Written request:
Return all lines with the word "text" in them.

■ ■ ■ ■ ■

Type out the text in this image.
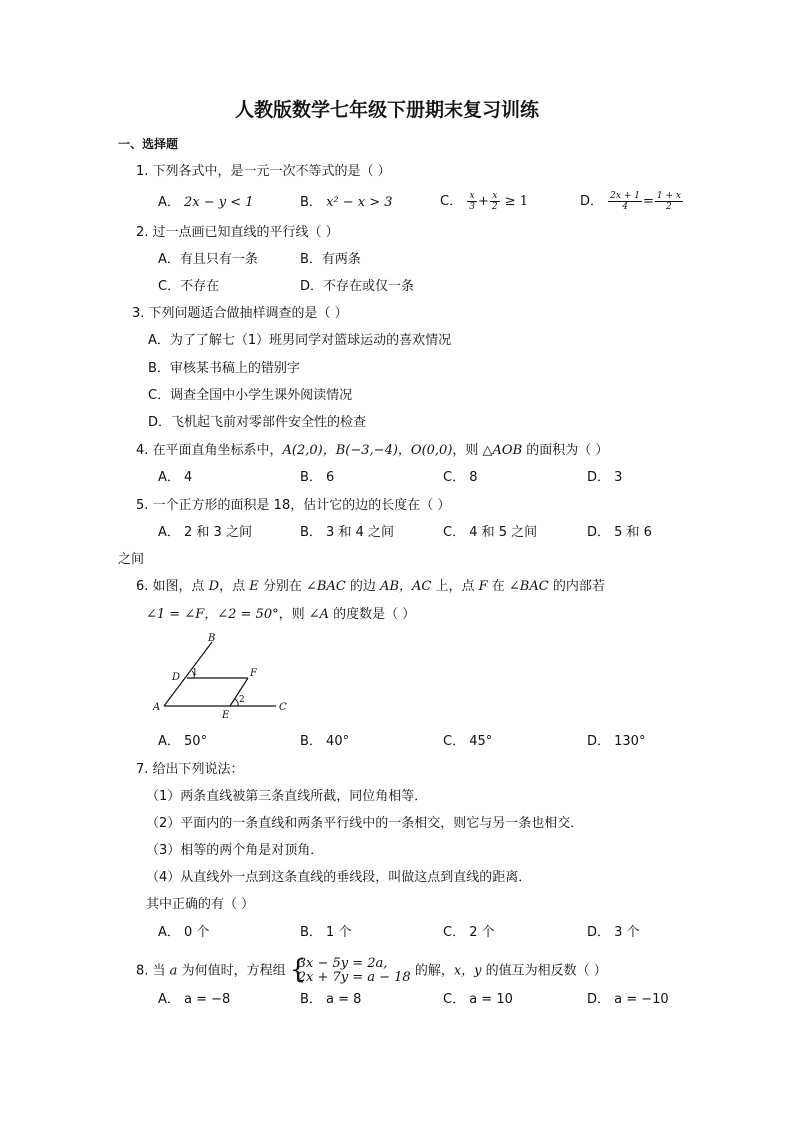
人教版数学七年级下册期末复习训练
一、选择题
1. 下列各式中，是一元一次不等式的是（ ）
A． 2x − y < 1	B． x² − x > 3	C． $\frac{x}{3} + \frac{x}{2} \ge 1$	D． $\frac{2x + 1}{4} = \frac{1 + x}{2}$
2. 过一点画已知直线的平行线（ ）
A．有且只有一条	B．有两条
C．不存在	D．不存在或仅一条
3. 下列问题适合做抽样调查的是（ ）
A．为了了解七（1）班男同学对篮球运动的喜欢情况
B．审核某书稿上的错别字
C．调查全国中小学生课外阅读情况
D．飞机起飞前对零部件安全性的检查
4. 在平面直角坐标系中，A(2,0)，B(−3,−4)，O(0,0)，则 △AOB 的面积为（ ）
A． 4	B． 6	C． 8	D． 3
5. 一个正方形的面积是 18，估计它的边的长度在（ ）
A． 2 和 3 之间	B． 3 和 4 之间	C． 4 和 5 之间	D． 5 和 6
之间
6. 如图，点 D，点 E 分别在 ∠BAC 的边 AB，AC 上，点 F 在 ∠BAC 的内部若
∠1 = ∠F，∠2 = 50°，则 ∠A 的度数是（ ）
B
D 1	F
2
A
E
C
A． 50°	B． 40°	C． 45°	D． 130°
7. 给出下列说法：
（1）两条直线被第三条直线所截，同位角相等．
（2）平面内的一条直线和两条平行线中的一条相交，则它与另一条也相交．
（3）相等的两个角是对顶角．
（4）从直线外一点到这条直线的垂线段，叫做这点到直线的距离．
其中正确的有（ ）
A． 0 个	B． 1 个	C． 2 个	D． 3 个
8. 当 a 为何值时，方程组 {
3x − 5y = 2a,
2x + 7y = a − 18 的解，x，y 的值互为相反数（ ）
A． a = −8	B． a = 8	C． a = 10	D． a = −10
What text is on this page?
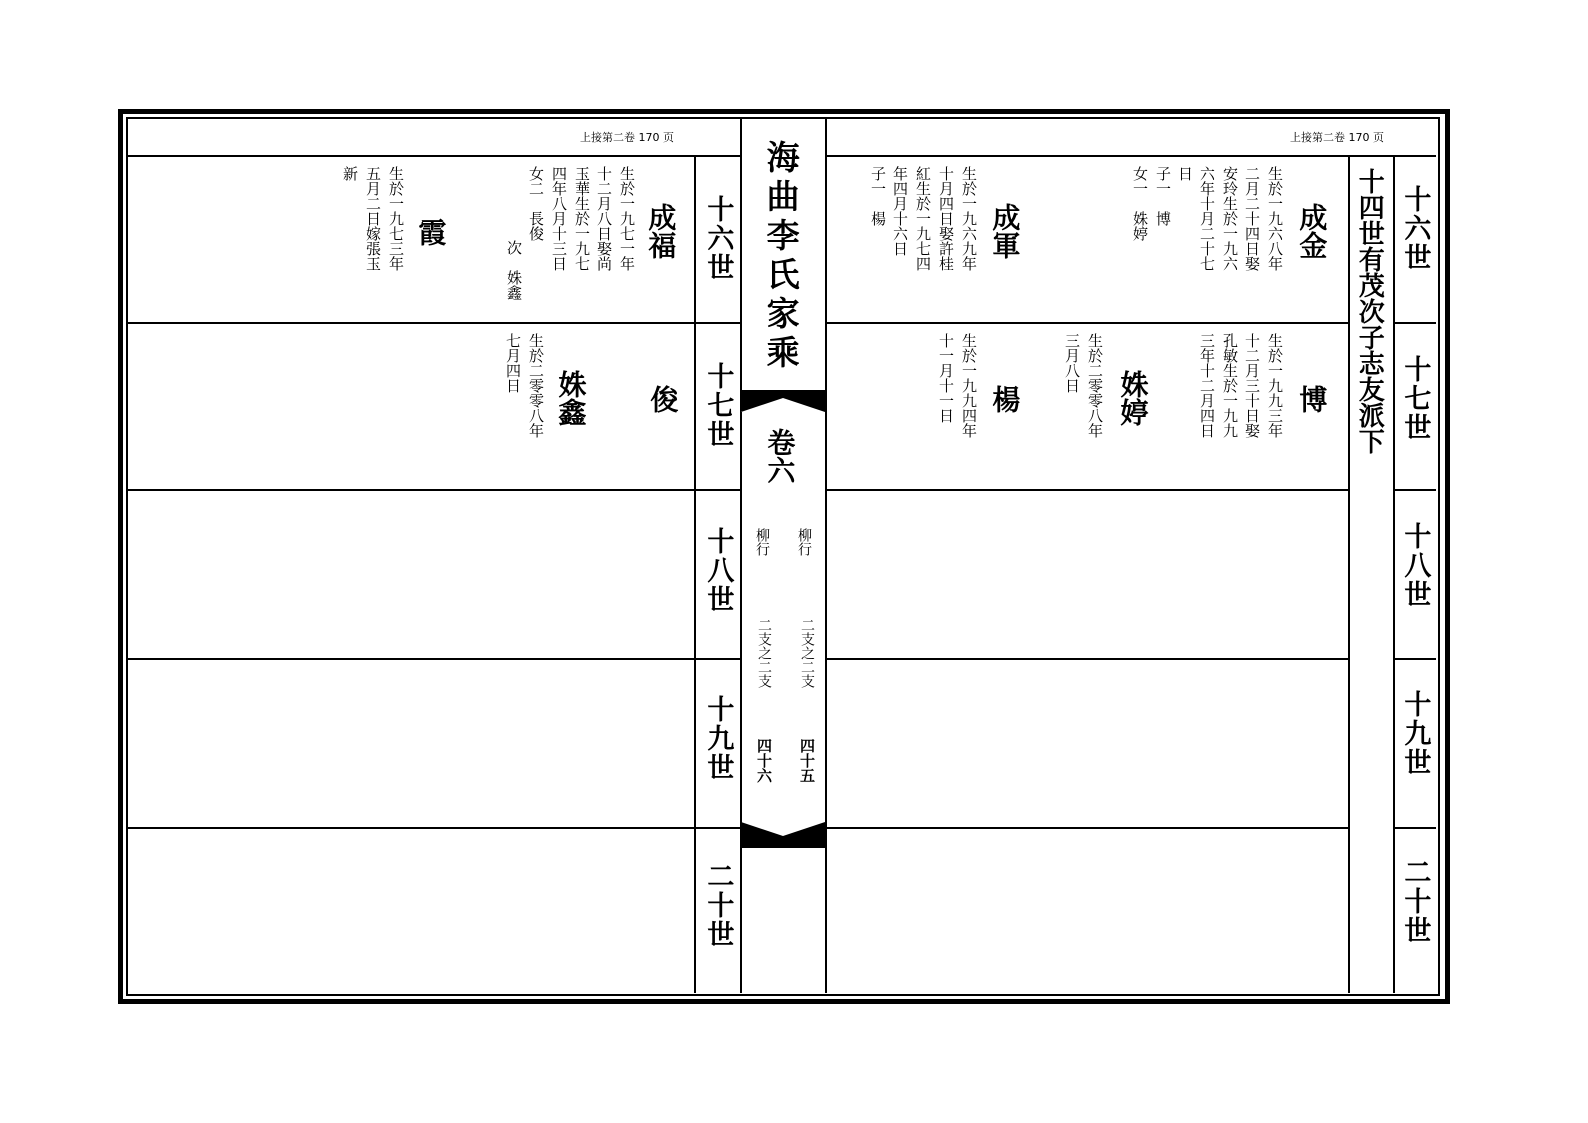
上接第二卷 170 页	上接第二卷 170 页
海曲李氏家乘
卷六
柳行
柳行
二支之二支
二支之二支
四十五
四十六
十四世有茂次子志友派下
十六世
十七世
十八世
十九世
二十世
十六世
十七世
十八世
十九世
二十世
成金
生於一九六八年
二月二十四日娶
安玲生於一九六
六年十月二十七
日
子一　博
女一　姝婷
成軍
生於一九六九年
十月四日娶許桂
紅生於一九七四
年四月十六日
子一　楊
博
生於一九九三年
十二月三十日娶
孔敏生於一九九
三年十二月四日
姝婷
生於二零零八年
三月八日
楊
生於一九九四年
十一月十一日
成福
生於一九七一年
十二月八日娶尚
玉華生於一九七
四年八月十三日
女二　長俊
次　姝鑫
霞
生於一九七三年
五月二日嫁張玉
新
俊
姝鑫
生於二零零八年
七月四日
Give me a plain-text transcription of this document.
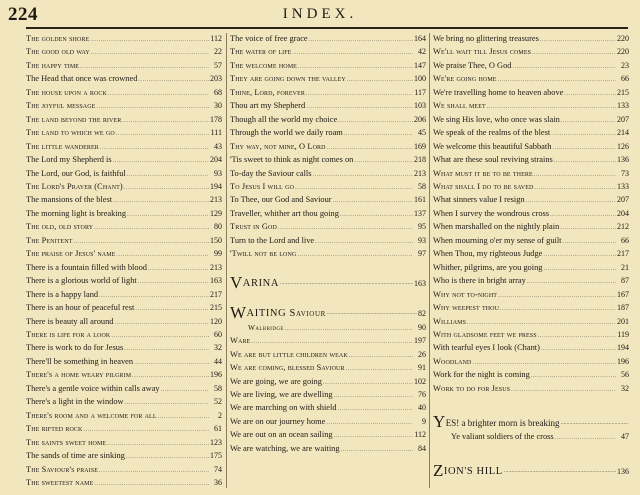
224	INDEX.
The golden shore .....	112
The good old way .....	22
The happy time .....	57
The Head that once was crowned .....	203
The house upon a rock .....	68
The joyful message .....	30
The land beyond the river .....	178
The land to which we go .....	111
The little wanderer .....	43
The Lord my Shepherd is .....	204
The Lord, our God, is faithful .....	93
The Lord's Prayer (Chant) .....	194
The mansions of the blest .....	213
The morning light is breaking .....	129
The old, old story .....	80
The Penitent .....	150
The praise of Jesus' name .....	99
There is a fountain filled with blood .....	213
There is a glorious world of light .....	163
There is a happy land .....	217
There is an hour of peaceful rest .....	215
There is beauty all around .....	120
There is life for a look .....	60
There is work to do for Jesus .....	32
There'll be something in heaven .....	44
There's a home weary pilgrim .....	196
There's a gentle voice within calls away .....	58
There's a light in the window .....	52
There's room and a welcome for all .....	2
The rifted rock .....	61
The saints sweet home .....	123
The sands of time are sinking .....	175
The Saviour's praise .....	74
The sweetest name .....	36
The voice of free grace .....	164
The water of life .....	42
The welcome home .....	147
They are going down the valley .....	100
Thine, Lord, forever .....	117
Thou art my Shepherd .....	103
Though all the world my choice .....	206
Through the world we daily roam .....	45
Thy way, not mine, O Lord .....	169
'Tis sweet to think as night comes on .....	218
To-day the Saviour calls .....	213
To Jesus I will go .....	58
To Thee, our God and Saviour .....	161
Traveller, whither art thou going .....	137
Trust in God .....	95
Turn to the Lord and live .....	93
'Twill not be long .....	97
V ARINA .....	163
W AITING Saviour .....	82
Walbridge .....	90
Ware .....	197
We are but little children weak .....	26
We are coming, blessed Saviour .....	91
We are going, we are going .....	102
We are living, we are dwelling .....	76
We are marching on with shield .....	40
We are on our journey home .....	9
We are out on an ocean sailing .....	112
We are watching, we are waiting .....	84
We bring no glittering treasures .....	220
We'll wait till Jesus comes .....	220
We praise Thee, O God .....	23
We're going home .....	66
We're travelling home to heaven above .....	215
We shall meet .....	133
We sing His love, who once was slain .....	207
We speak of the realms of the blest .....	214
We welcome this beautiful Sabbath .....	126
What are these soul reviving strains .....	136
What must it be to be there .....	73
What shall I do to be saved .....	133
What sinners value I resign .....	207
When I survey the wondrous cross .....	204
When marshalled on the nightly plain .....	212
When mourning o'er my sense of guilt .....	66
When Thou, my righteous Judge .....	217
Whither, pilgrims, are you going .....	21
Who is there in bright array .....	87
Why not to-night .....	167
Why weepest thou .....	187
Williams .....	201
With gladsome feet we press .....	119
With tearful eyes I look (Chant) .....	194
Woodland .....	196
Work for the night is coming .....	56
Work to do for Jesus .....	32
Y ES! a brighter morn is breaking
.....
Ye valiant soldiers of the cross .....	47
Z ION'S HILL .....	136
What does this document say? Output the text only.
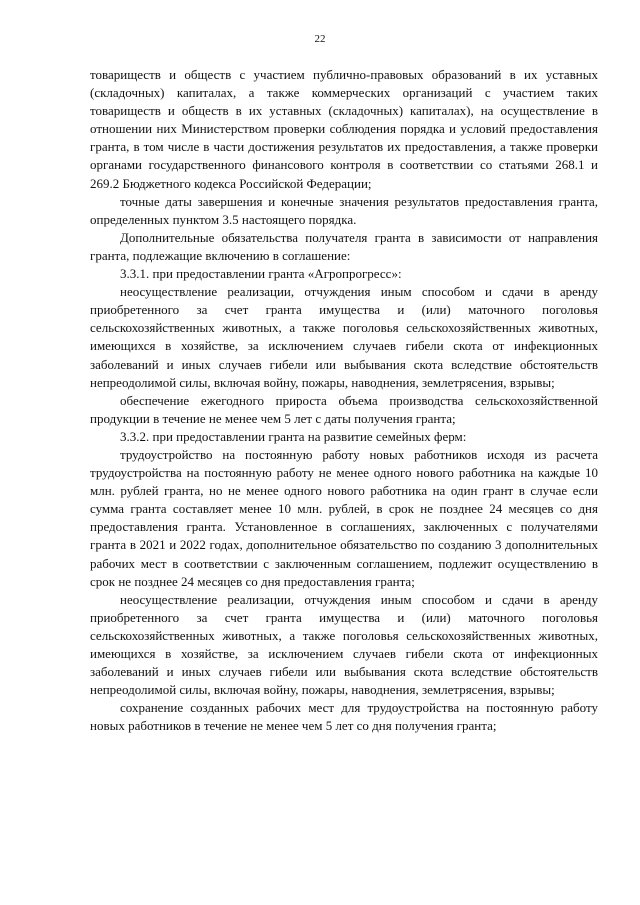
22

товариществ и обществ с участием публично-правовых образований в их уставных (складочных) капиталах, а также коммерческих организаций с участием таких товариществ и обществ в их уставных (складочных) капиталах), на осуществление в отношении них Министерством проверки соблюдения порядка и условий предоставления гранта, в том числе в части достижения результатов их предоставления, а также проверки органами государственного финансового контроля в соответствии со статьями 268.1 и 269.2 Бюджетного кодекса Российской Федерации;

точные даты завершения и конечные значения результатов предоставления гранта, определенных пунктом 3.5 настоящего порядка.

Дополнительные обязательства получателя гранта в зависимости от направления гранта, подлежащие включению в соглашение:

3.3.1. при предоставлении гранта «Агропрогресс»:

неосуществление реализации, отчуждения иным способом и сдачи в аренду приобретенного за счет гранта имущества и (или) маточного поголовья сельскохозяйственных животных, а также поголовья сельскохозяйственных животных, имеющихся в хозяйстве, за исключением случаев гибели скота от инфекционных заболеваний и иных случаев гибели или выбывания скота вследствие обстоятельств непреодолимой силы, включая войну, пожары, наводнения, землетрясения, взрывы;

обеспечение ежегодного прироста объема производства сельскохозяйственной продукции в течение не менее чем 5 лет с даты получения гранта;

3.3.2. при предоставлении гранта на развитие семейных ферм:

трудоустройство на постоянную работу новых работников исходя из расчета трудоустройства на постоянную работу не менее одного нового работника на каждые 10 млн. рублей гранта, но не менее одного нового работника на один грант в случае если сумма гранта составляет менее 10 млн. рублей, в срок не позднее 24 месяцев со дня предоставления гранта. Установленное в соглашениях, заключенных с получателями гранта в 2021 и 2022 годах, дополнительное обязательство по созданию 3 дополнительных рабочих мест в соответствии с заключенным соглашением, подлежит осуществлению в срок не позднее 24 месяцев со дня предоставления гранта;

неосуществление реализации, отчуждения иным способом и сдачи в аренду приобретенного за счет гранта имущества и (или) маточного поголовья сельскохозяйственных животных, а также поголовья сельскохозяйственных животных, имеющихся в хозяйстве, за исключением случаев гибели скота от инфекционных заболеваний и иных случаев гибели или выбывания скота вследствие обстоятельств непреодолимой силы, включая войну, пожары, наводнения, землетрясения, взрывы;

сохранение созданных рабочих мест для трудоустройства на постоянную работу новых работников в течение не менее чем 5 лет со дня получения гранта;
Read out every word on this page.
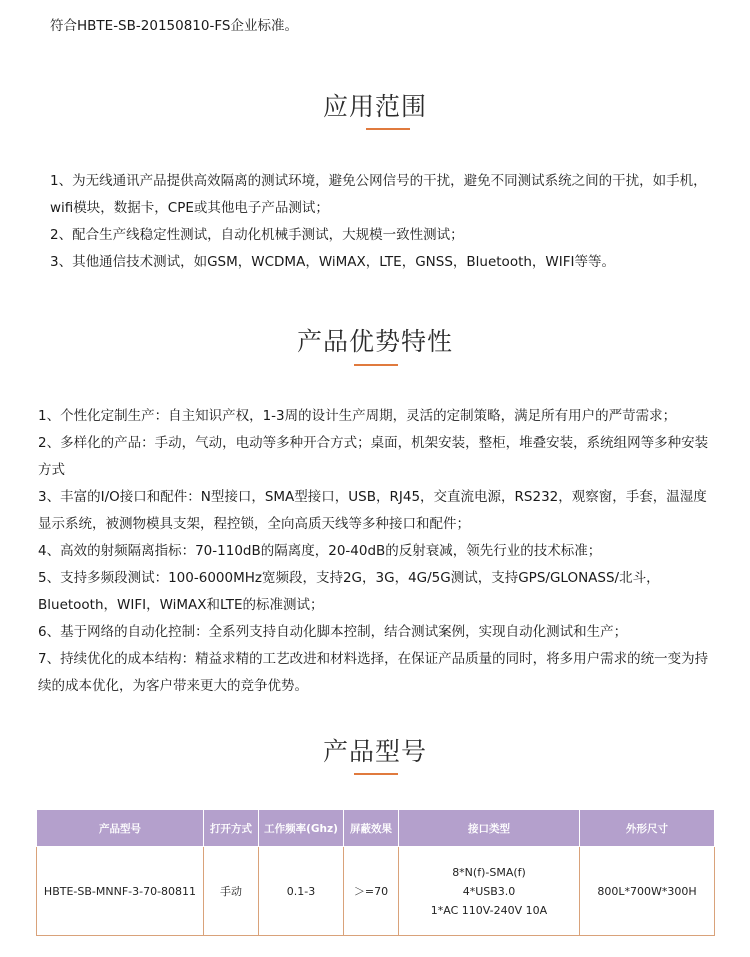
符合HBTE-SB-20150810-FS企业标准。
应用范围

1、为无线通讯产品提供高效隔离的测试环境，避免公网信号的干扰，避免不同测试系统之间的干扰，如手机，wifi模块，数据卡，CPE或其他电子产品测试；

2、配合生产线稳定性测试，自动化机械手测试，大规模一致性测试；

3、其他通信技术测试，如GSM，WCDMA，WiMAX，LTE，GNSS，Bluetooth，WIFI等等。

产品优势特性

1、个性化定制生产：自主知识产权，1-3周的设计生产周期，灵活的定制策略，满足所有用户的严苛需求；

2、多样化的产品：手动，气动，电动等多种开合方式；桌面，机架安装，整柜，堆叠安装，系统组网等多种安装方式

3、丰富的I/O接口和配件：N型接口，SMA型接口，USB，RJ45，交直流电源，RS232，观察窗，手套，温湿度显示系统，被测物模具支架，程控锁，全向高质天线等多种接口和配件；

4、高效的射频隔离指标：70-110dB的隔离度，20-40dB的反射衰减，领先行业的技术标准；

5、支持多频段测试：100-6000MHz宽频段，支持2G，3G，4G/5G测试，支持GPS/GLONASS/北斗，Bluetooth，WIFI，WiMAX和LTE的标准测试；

6、基于网络的自动化控制：全系列支持自动化脚本控制，结合测试案例，实现自动化测试和生产；

7、持续优化的成本结构：精益求精的工艺改进和材料选择，在保证产品质量的同时，将多用户需求的统一变为持续的成本优化，为客户带来更大的竞争优势。

产品型号
产品型号	打开方式	工作频率(Ghz)	屏蔽效果	接口类型	外形尺寸
HBTE-SB-MNNF-3-70-80811	手动	0.1-3	＞=70	8*N(f)-SMA(f)
4*USB3.0
1*AC 110V-240V 10A	800L*700W*300H
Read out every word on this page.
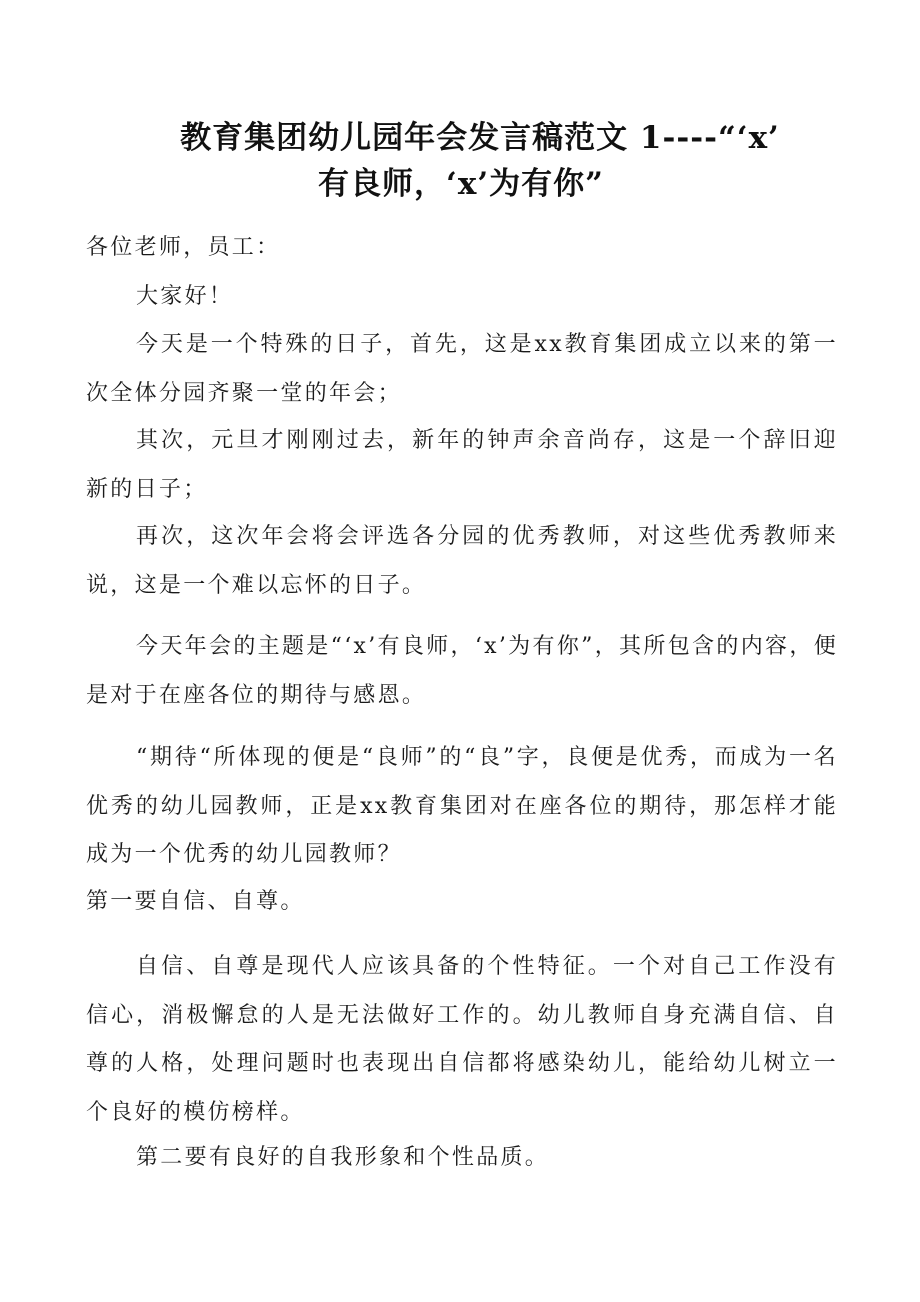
教育集团幼儿园年会发言稿范文 1----“‘x’
有良师，‘x’为有你”

各位老师，员工：

大家好！

今天是一个特殊的日子，首先，这是xx教育集团成立以来的第一次全体分园齐聚一堂的年会；

其次，元旦才刚刚过去，新年的钟声余音尚存，这是一个辞旧迎新的日子；

再次，这次年会将会评选各分园的优秀教师，对这些优秀教师来说，这是一个难以忘怀的日子。

今天年会的主题是“‘x’有良师，‘x’为有你”，其所包含的内容，便是对于在座各位的期待与感恩。

“期待“所体现的便是“良师”的“良”字，良便是优秀，而成为一名优秀的幼儿园教师，正是xx教育集团对在座各位的期待，那怎样才能成为一个优秀的幼儿园教师？

第一要自信、自尊。

自信、自尊是现代人应该具备的个性特征。一个对自己工作没有信心，消极懈怠的人是无法做好工作的。幼儿教师自身充满自信、自尊的人格，处理问题时也表现出自信都将感染幼儿，能给幼儿树立一个良好的模仿榜样。

第二要有良好的自我形象和个性品质。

■ ■ ■ ■ ■

Response to this task:
Type out the text in this image.
What text is on this page?
Give me a plain-text transcription of this document.
What does this document say? Output the text only.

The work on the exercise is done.